> [What to produce] Of the lines below, count those containing the word "five". Reply with the number alone.

....

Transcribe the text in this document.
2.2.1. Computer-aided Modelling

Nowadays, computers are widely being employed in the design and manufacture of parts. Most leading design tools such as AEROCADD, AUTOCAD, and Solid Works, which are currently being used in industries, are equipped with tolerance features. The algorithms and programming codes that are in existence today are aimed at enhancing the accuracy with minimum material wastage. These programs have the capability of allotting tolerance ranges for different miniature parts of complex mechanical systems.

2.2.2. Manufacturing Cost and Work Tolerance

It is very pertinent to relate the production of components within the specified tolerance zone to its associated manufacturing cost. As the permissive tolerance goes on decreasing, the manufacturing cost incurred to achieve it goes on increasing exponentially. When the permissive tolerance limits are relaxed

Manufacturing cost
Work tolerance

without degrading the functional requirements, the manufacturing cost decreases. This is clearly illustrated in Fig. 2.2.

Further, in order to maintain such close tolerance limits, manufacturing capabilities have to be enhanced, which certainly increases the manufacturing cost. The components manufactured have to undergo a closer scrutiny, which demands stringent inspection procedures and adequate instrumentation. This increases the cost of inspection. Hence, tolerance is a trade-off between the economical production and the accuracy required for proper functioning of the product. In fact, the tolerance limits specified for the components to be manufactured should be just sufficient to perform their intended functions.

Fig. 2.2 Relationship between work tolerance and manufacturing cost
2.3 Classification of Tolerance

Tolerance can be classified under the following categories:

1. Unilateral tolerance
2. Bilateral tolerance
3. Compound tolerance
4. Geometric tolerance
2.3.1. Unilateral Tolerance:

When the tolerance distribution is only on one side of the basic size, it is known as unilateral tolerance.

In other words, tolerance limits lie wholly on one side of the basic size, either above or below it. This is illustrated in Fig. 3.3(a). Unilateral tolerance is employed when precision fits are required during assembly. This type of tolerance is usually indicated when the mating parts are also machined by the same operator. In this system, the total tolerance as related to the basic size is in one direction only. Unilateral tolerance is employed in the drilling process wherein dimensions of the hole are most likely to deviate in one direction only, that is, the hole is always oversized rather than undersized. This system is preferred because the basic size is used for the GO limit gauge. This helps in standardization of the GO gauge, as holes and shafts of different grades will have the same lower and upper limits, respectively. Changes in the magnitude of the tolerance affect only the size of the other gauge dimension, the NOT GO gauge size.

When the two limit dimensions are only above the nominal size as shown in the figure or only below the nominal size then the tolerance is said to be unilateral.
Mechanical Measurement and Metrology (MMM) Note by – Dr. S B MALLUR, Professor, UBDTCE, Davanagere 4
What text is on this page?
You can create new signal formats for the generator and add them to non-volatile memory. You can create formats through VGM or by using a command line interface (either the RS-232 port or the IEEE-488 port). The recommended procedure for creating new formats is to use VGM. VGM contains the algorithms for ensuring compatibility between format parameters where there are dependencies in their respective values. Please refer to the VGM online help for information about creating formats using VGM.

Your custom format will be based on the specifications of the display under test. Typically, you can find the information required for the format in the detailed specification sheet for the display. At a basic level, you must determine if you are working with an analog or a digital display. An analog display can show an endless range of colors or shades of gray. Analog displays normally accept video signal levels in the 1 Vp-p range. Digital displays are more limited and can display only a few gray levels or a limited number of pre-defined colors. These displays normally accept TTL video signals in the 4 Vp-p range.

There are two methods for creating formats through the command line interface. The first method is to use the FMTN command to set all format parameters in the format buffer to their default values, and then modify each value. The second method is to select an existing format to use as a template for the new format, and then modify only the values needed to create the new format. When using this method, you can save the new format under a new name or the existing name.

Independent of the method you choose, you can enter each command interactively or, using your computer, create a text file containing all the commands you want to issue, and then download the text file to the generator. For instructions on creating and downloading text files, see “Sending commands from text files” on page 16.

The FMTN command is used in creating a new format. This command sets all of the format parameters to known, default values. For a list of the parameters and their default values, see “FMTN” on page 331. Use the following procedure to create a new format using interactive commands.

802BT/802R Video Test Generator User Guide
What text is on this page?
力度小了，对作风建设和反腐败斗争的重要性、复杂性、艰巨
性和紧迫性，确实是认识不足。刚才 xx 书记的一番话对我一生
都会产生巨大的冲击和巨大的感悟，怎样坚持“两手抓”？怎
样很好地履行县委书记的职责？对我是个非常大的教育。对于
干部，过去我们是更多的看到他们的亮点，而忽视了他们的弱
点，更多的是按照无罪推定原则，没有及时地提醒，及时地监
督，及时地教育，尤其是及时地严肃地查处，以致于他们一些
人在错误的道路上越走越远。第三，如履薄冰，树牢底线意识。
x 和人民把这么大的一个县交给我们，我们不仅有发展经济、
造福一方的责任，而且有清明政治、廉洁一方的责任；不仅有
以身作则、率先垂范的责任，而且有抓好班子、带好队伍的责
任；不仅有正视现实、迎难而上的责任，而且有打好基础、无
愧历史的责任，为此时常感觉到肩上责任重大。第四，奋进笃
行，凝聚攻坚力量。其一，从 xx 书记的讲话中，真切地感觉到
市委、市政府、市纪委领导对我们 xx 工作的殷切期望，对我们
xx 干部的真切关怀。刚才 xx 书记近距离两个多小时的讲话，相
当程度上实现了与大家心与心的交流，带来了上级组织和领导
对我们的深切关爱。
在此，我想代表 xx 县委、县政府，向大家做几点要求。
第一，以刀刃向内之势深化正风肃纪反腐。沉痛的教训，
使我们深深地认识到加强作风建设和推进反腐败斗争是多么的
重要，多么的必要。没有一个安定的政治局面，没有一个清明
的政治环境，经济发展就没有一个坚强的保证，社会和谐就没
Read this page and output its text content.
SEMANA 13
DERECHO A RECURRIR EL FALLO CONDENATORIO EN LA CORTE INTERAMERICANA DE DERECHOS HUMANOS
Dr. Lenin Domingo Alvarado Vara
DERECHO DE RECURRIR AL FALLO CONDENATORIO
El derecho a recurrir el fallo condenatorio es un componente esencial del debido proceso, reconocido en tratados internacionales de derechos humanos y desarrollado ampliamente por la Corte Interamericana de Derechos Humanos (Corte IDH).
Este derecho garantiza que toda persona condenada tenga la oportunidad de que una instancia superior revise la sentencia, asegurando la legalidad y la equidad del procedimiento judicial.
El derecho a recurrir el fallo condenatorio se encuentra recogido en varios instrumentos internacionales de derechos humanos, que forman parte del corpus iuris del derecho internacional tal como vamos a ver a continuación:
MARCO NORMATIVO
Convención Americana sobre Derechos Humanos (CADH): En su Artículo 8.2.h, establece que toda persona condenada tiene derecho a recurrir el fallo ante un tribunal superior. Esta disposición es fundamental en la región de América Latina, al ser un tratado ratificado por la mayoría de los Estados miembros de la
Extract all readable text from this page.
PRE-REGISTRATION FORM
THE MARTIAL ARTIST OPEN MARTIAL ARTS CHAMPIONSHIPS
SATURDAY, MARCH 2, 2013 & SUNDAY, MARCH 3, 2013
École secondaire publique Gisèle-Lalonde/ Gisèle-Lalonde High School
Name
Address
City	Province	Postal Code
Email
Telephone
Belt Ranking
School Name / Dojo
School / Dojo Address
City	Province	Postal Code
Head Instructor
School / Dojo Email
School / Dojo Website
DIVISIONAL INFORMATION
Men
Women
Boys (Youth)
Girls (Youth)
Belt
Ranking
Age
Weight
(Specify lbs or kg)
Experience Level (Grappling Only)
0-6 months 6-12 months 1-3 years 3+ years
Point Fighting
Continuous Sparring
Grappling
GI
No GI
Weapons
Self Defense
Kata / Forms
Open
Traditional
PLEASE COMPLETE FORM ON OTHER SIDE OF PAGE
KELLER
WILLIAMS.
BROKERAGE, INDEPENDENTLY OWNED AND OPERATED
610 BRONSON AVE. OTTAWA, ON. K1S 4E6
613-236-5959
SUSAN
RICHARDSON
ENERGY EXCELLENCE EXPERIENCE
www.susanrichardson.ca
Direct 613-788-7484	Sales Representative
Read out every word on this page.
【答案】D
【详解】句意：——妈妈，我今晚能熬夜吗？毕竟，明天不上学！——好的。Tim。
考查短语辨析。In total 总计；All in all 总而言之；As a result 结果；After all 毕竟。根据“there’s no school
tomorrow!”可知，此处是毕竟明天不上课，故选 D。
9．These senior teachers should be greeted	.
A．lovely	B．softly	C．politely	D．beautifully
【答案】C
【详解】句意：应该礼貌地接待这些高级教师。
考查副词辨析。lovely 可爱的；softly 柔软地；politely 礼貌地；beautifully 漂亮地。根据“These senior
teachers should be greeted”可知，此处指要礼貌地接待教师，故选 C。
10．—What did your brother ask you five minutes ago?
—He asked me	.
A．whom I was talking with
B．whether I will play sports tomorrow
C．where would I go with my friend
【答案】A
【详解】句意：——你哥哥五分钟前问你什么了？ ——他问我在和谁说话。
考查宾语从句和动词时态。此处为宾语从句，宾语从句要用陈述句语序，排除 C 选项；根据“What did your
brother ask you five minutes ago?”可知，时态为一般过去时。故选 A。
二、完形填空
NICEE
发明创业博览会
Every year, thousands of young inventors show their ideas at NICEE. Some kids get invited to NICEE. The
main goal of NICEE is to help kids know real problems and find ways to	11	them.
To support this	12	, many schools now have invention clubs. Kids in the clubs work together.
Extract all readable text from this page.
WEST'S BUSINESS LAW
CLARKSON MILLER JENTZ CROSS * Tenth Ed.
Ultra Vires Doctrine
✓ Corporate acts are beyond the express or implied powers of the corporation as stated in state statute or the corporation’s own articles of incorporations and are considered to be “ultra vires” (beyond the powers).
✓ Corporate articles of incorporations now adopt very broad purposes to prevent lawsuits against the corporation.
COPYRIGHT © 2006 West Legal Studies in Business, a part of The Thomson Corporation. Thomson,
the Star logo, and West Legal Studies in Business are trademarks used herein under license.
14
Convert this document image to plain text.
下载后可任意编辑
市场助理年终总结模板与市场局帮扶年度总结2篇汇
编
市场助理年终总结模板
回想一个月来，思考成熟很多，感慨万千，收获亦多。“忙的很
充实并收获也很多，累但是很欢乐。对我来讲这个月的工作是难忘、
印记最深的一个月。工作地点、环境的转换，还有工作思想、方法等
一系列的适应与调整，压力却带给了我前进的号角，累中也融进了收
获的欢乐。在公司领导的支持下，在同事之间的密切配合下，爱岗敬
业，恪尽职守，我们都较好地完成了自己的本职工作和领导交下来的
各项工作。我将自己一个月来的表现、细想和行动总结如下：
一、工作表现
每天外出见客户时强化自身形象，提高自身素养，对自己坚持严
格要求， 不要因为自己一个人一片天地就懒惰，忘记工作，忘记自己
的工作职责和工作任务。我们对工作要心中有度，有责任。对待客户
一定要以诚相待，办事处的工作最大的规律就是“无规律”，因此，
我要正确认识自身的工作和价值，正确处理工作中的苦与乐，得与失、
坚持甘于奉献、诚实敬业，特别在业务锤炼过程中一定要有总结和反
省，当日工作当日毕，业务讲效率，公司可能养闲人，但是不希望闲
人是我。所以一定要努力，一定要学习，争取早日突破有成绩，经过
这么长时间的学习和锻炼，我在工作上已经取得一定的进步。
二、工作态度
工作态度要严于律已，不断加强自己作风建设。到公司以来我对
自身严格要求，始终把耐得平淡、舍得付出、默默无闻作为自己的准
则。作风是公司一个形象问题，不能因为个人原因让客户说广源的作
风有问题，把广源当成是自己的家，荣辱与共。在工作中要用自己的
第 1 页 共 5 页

....

> [Task output] 2